- AIM OF THE EXERCISE
Each record below should be output verbatim, without pictures.

[START EXTRACTED MATERIAL]

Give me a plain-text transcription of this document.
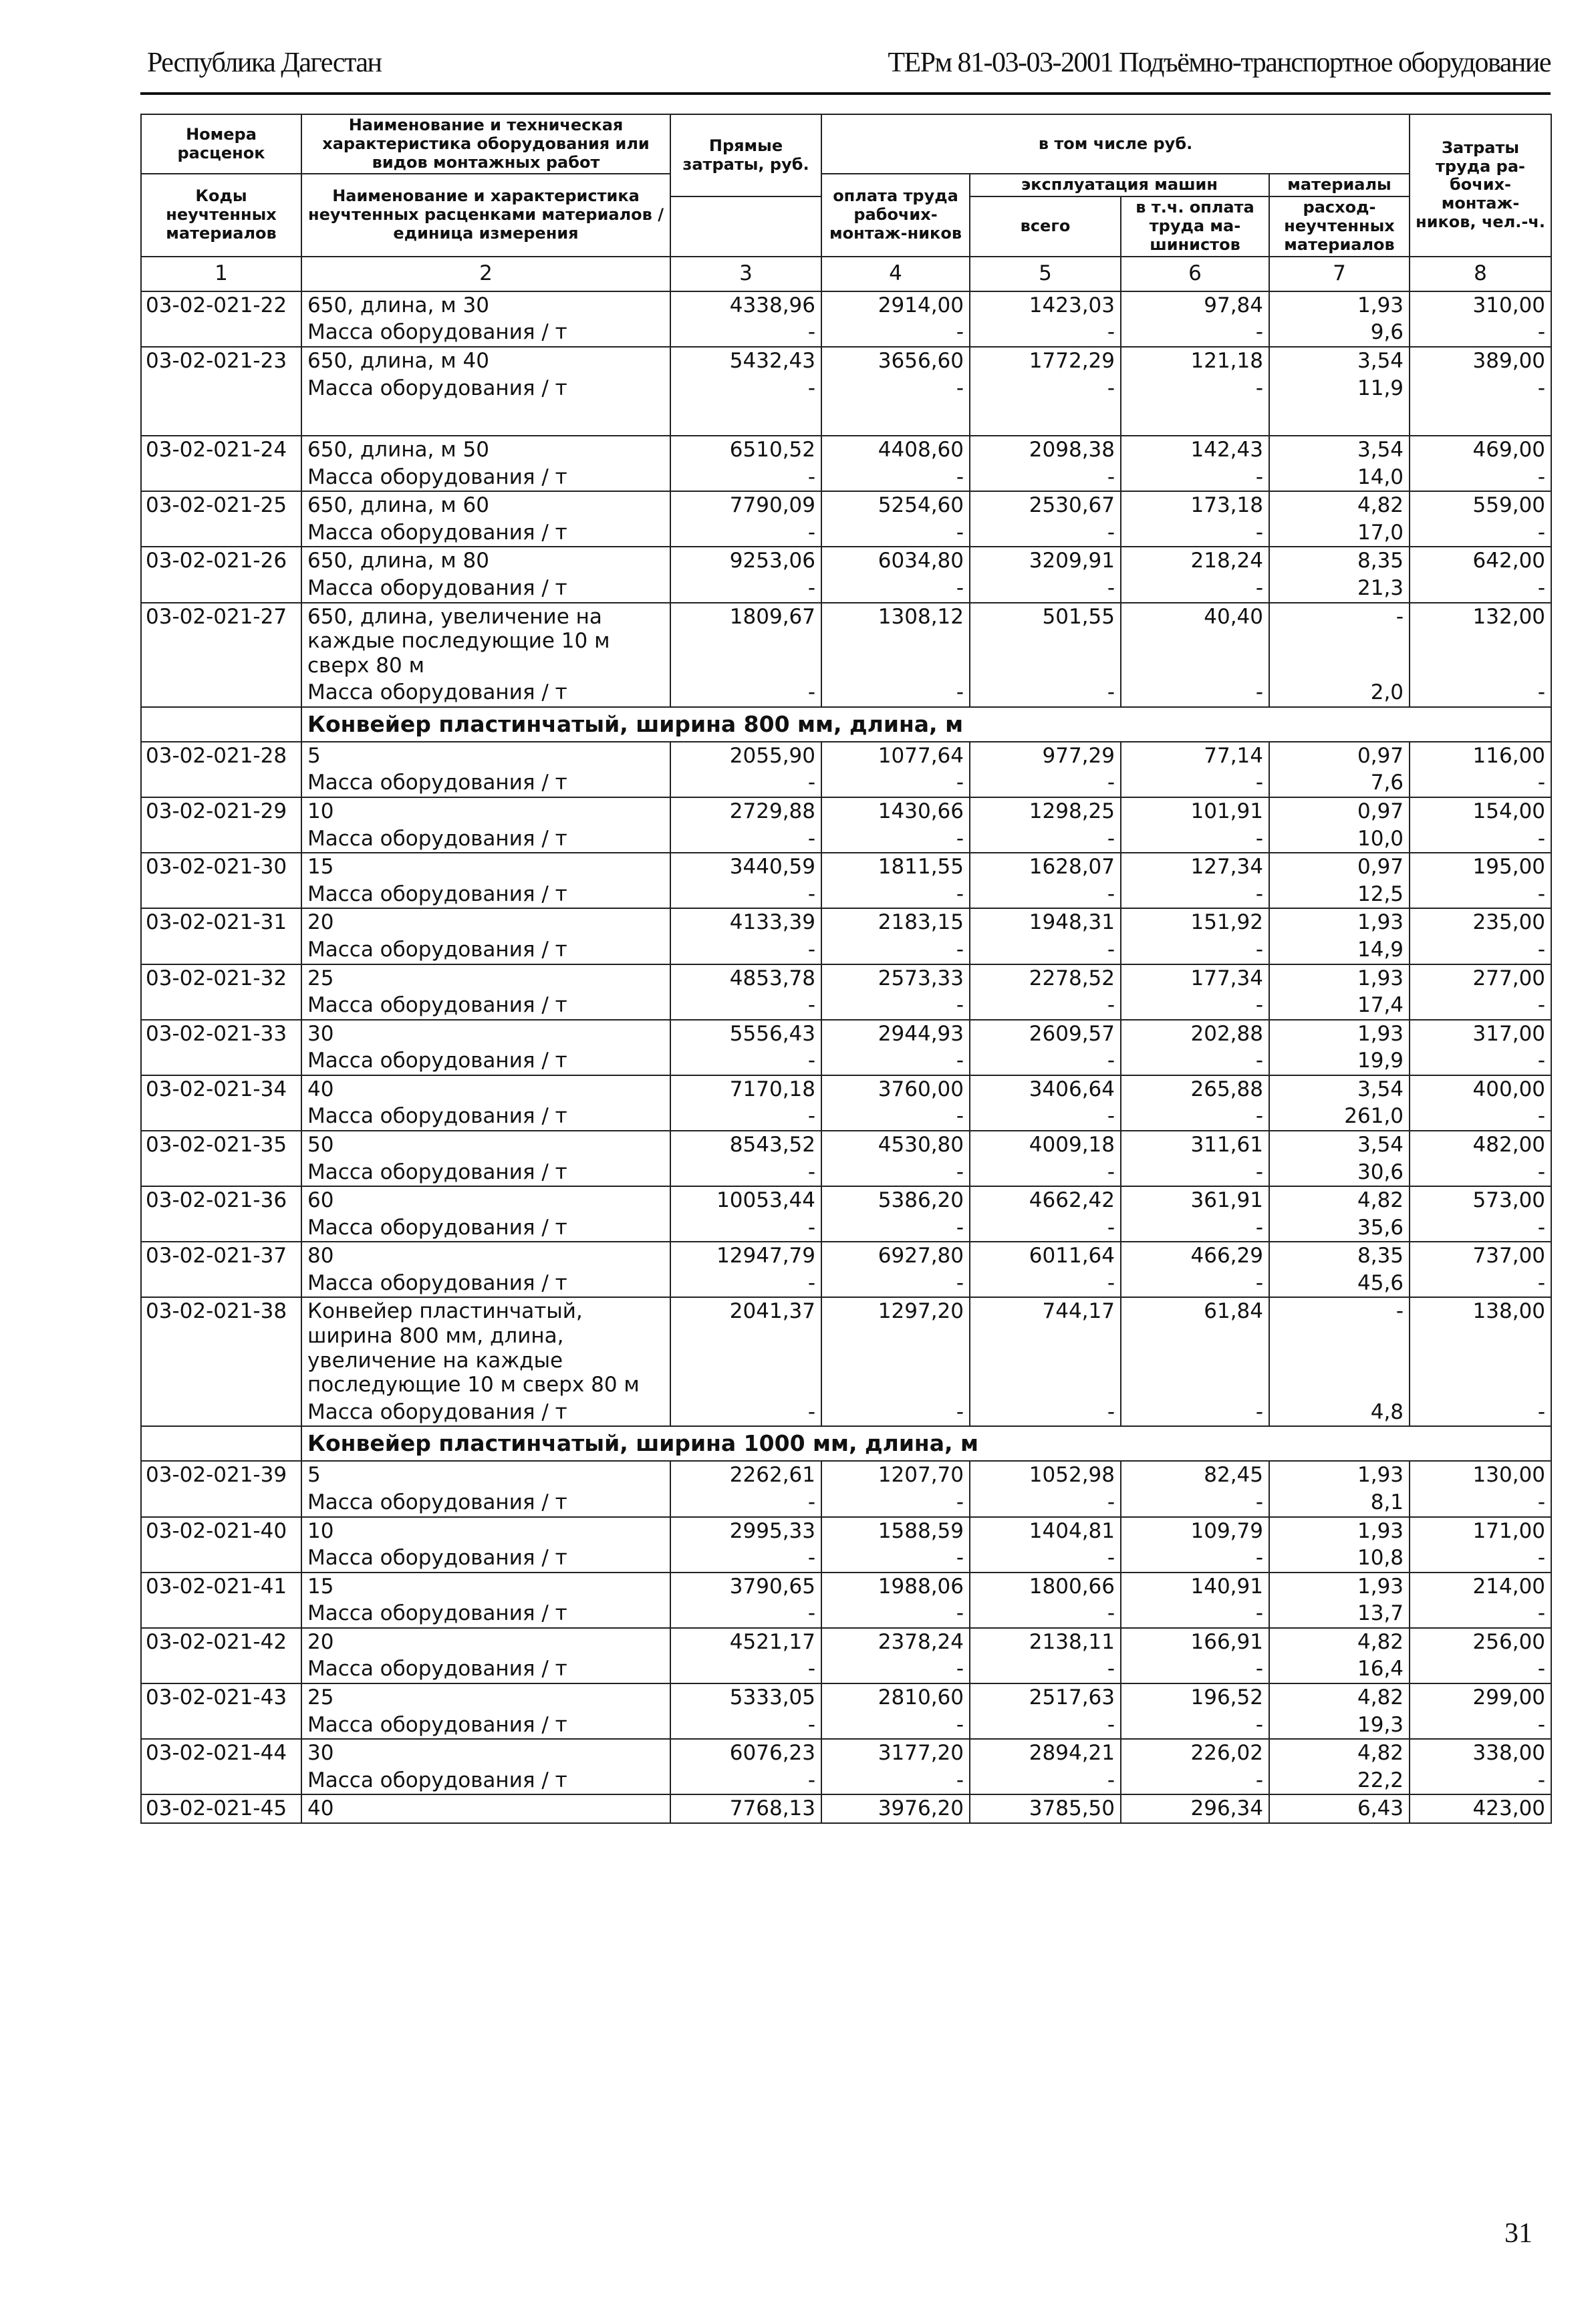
Республика Дагестан	ТЕРм 81-03-03-2001 Подъёмно-транспортное оборудование
Номера расценок	Наименование и техническая характеристика оборудования или видов монтажных работ	Прямые затраты, руб.	в том числе руб.				Затраты труда ра-бочих-монтаж-ников, чел.-ч.
Коды неучтенных материалов	Наименование и характеристика неучтенных расценками материалов / единица измерения		оплата труда рабочих-монтаж-ников	эксплуатация машин		материалы	
				всего	в т.ч. оплата труда ма-шинистов	расход-неучтенных материалов	
1	2	3	4	5	6	7	8
03-02-021-22	650, длина, м 30	4338,96	2914,00	1423,03	97,84	1,93	310,00
	Масса оборудования / т	-	-	-	-	9,6	-
03-02-021-23	650, длина, м 40	5432,43	3656,60	1772,29	121,18	3,54	389,00
	Масса оборудования / т	-	-	-	-	11,9	-

03-02-021-24	650, длина, м 50	6510,52	4408,60	2098,38	142,43	3,54	469,00
	Масса оборудования / т	-	-	-	-	14,0	-
03-02-021-25	650, длина, м 60	7790,09	5254,60	2530,67	173,18	4,82	559,00
	Масса оборудования / т	-	-	-	-	17,0	-
03-02-021-26	650, длина, м 80	9253,06	6034,80	3209,91	218,24	8,35	642,00
	Масса оборудования / т	-	-	-	-	21,3	-
03-02-021-27	650, длина, увеличение на каждые последующие 10 м сверх 80 м	1809,67	1308,12	501,55	40,40	-	132,00
	Масса оборудования / т	-	-	-	-	2,0	-
	Конвейер пластинчатый, ширина 800 мм, длина, м						
03-02-021-28	5	2055,90	1077,64	977,29	77,14	0,97	116,00
	Масса оборудования / т	-	-	-	-	7,6	-
03-02-021-29	10	2729,88	1430,66	1298,25	101,91	0,97	154,00
	Масса оборудования / т	-	-	-	-	10,0	-
03-02-021-30	15	3440,59	1811,55	1628,07	127,34	0,97	195,00
	Масса оборудования / т	-	-	-	-	12,5	-
03-02-021-31	20	4133,39	2183,15	1948,31	151,92	1,93	235,00
	Масса оборудования / т	-	-	-	-	14,9	-
03-02-021-32	25	4853,78	2573,33	2278,52	177,34	1,93	277,00
	Масса оборудования / т	-	-	-	-	17,4	-
03-02-021-33	30	5556,43	2944,93	2609,57	202,88	1,93	317,00
	Масса оборудования / т	-	-	-	-	19,9	-
03-02-021-34	40	7170,18	3760,00	3406,64	265,88	3,54	400,00
	Масса оборудования / т	-	-	-	-	261,0	-
03-02-021-35	50	8543,52	4530,80	4009,18	311,61	3,54	482,00
	Масса оборудования / т	-	-	-	-	30,6	-
03-02-021-36	60	10053,44	5386,20	4662,42	361,91	4,82	573,00
	Масса оборудования / т	-	-	-	-	35,6	-
03-02-021-37	80	12947,79	6927,80	6011,64	466,29	8,35	737,00
	Масса оборудования / т	-	-	-	-	45,6	-
03-02-021-38	Конвейер пластинчатый, ширина 800 мм, длина, увеличение на каждые последующие 10 м сверх 80 м	2041,37	1297,20	744,17	61,84	-	138,00
	Масса оборудования / т	-	-	-	-	4,8	-
	Конвейер пластинчатый, ширина 1000 мм, длина, м						
03-02-021-39	5	2262,61	1207,70	1052,98	82,45	1,93	130,00
	Масса оборудования / т	-	-	-	-	8,1	-
03-02-021-40	10	2995,33	1588,59	1404,81	109,79	1,93	171,00
	Масса оборудования / т	-	-	-	-	10,8	-
03-02-021-41	15	3790,65	1988,06	1800,66	140,91	1,93	214,00
	Масса оборудования / т	-	-	-	-	13,7	-
03-02-021-42	20	4521,17	2378,24	2138,11	166,91	4,82	256,00
	Масса оборудования / т	-	-	-	-	16,4	-
03-02-021-43	25	5333,05	2810,60	2517,63	196,52	4,82	299,00
	Масса оборудования / т	-	-	-	-	19,3	-
03-02-021-44	30	6076,23	3177,20	2894,21	226,02	4,82	338,00
	Масса оборудования / т	-	-	-	-	22,2	-
03-02-021-45	40	7768,13	3976,20	3785,50	296,34	6,43	423,00
31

[END EXTRACTED MATERIAL]

- OUTPUT
Give me a plain-text transcription of this document.
Республика Дагестан	ТЕРм 81-03-03-2001 Подъёмно-транспортное оборудование
Номера расценок	Наименование и техническая характеристика оборудования или видов монтажных работ	Прямые затраты, руб.	в том числе руб.				Затраты труда ра-бочих-монтаж-ников, чел.-ч.
Коды неучтенных материалов	Наименование и характеристика неучтенных расценками материалов / единица измерения		оплата труда рабочих-монтаж-ников	эксплуатация машин		материалы	
				всего	в т.ч. оплата труда ма-шинистов	расход-неучтенных материалов	
1	2	3	4	5	6	7	8
03-02-021-22	650, длина, м 30	4338,96	2914,00	1423,03	97,84	1,93	310,00
	Масса оборудования / т	-	-	-	-	9,6	-
03-02-021-23	650, длина, м 40	5432,43	3656,60	1772,29	121,18	3,54	389,00
	Масса оборудования / т	-	-	-	-	11,9	-

03-02-021-24	650, длина, м 50	6510,52	4408,60	2098,38	142,43	3,54	469,00
	Масса оборудования / т	-	-	-	-	14,0	-
03-02-021-25	650, длина, м 60	7790,09	5254,60	2530,67	173,18	4,82	559,00
	Масса оборудования / т	-	-	-	-	17,0	-
03-02-021-26	650, длина, м 80	9253,06	6034,80	3209,91	218,24	8,35	642,00
	Масса оборудования / т	-	-	-	-	21,3	-
03-02-021-27	650, длина, увеличение на каждые последующие 10 м сверх 80 м	1809,67	1308,12	501,55	40,40	-	132,00
	Масса оборудования / т	-	-	-	-	2,0	-
	Конвейер пластинчатый, ширина 800 мм, длина, м						
03-02-021-28	5	2055,90	1077,64	977,29	77,14	0,97	116,00
	Масса оборудования / т	-	-	-	-	7,6	-
03-02-021-29	10	2729,88	1430,66	1298,25	101,91	0,97	154,00
	Масса оборудования / т	-	-	-	-	10,0	-
03-02-021-30	15	3440,59	1811,55	1628,07	127,34	0,97	195,00
	Масса оборудования / т	-	-	-	-	12,5	-
03-02-021-31	20	4133,39	2183,15	1948,31	151,92	1,93	235,00
	Масса оборудования / т	-	-	-	-	14,9	-
03-02-021-32	25	4853,78	2573,33	2278,52	177,34	1,93	277,00
	Масса оборудования / т	-	-	-	-	17,4	-
03-02-021-33	30	5556,43	2944,93	2609,57	202,88	1,93	317,00
	Масса оборудования / т	-	-	-	-	19,9	-
03-02-021-34	40	7170,18	3760,00	3406,64	265,88	3,54	400,00
	Масса оборудования / т	-	-	-	-	261,0	-
03-02-021-35	50	8543,52	4530,80	4009,18	311,61	3,54	482,00
	Масса оборудования / т	-	-	-	-	30,6	-
03-02-021-36	60	10053,44	5386,20	4662,42	361,91	4,82	573,00
	Масса оборудования / т	-	-	-	-	35,6	-
03-02-021-37	80	12947,79	6927,80	6011,64	466,29	8,35	737,00
	Масса оборудования / т	-	-	-	-	45,6	-
03-02-021-38	Конвейер пластинчатый, ширина 800 мм, длина, увеличение на каждые последующие 10 м сверх 80 м	2041,37	1297,20	744,17	61,84	-	138,00
	Масса оборудования / т	-	-	-	-	4,8	-
	Конвейер пластинчатый, ширина 1000 мм, длина, м						
03-02-021-39	5	2262,61	1207,70	1052,98	82,45	1,93	130,00
	Масса оборудования / т	-	-	-	-	8,1	-
03-02-021-40	10	2995,33	1588,59	1404,81	109,79	1,93	171,00
	Масса оборудования / т	-	-	-	-	10,8	-
03-02-021-41	15	3790,65	1988,06	1800,66	140,91	1,93	214,00
	Масса оборудования / т	-	-	-	-	13,7	-
03-02-021-42	20	4521,17	2378,24	2138,11	166,91	4,82	256,00
	Масса оборудования / т	-	-	-	-	16,4	-
03-02-021-43	25	5333,05	2810,60	2517,63	196,52	4,82	299,00
	Масса оборудования / т	-	-	-	-	19,3	-
03-02-021-44	30	6076,23	3177,20	2894,21	226,02	4,82	338,00
	Масса оборудования / т	-	-	-	-	22,2	-
03-02-021-45	40	7768,13	3976,20	3785,50	296,34	6,43	423,00
31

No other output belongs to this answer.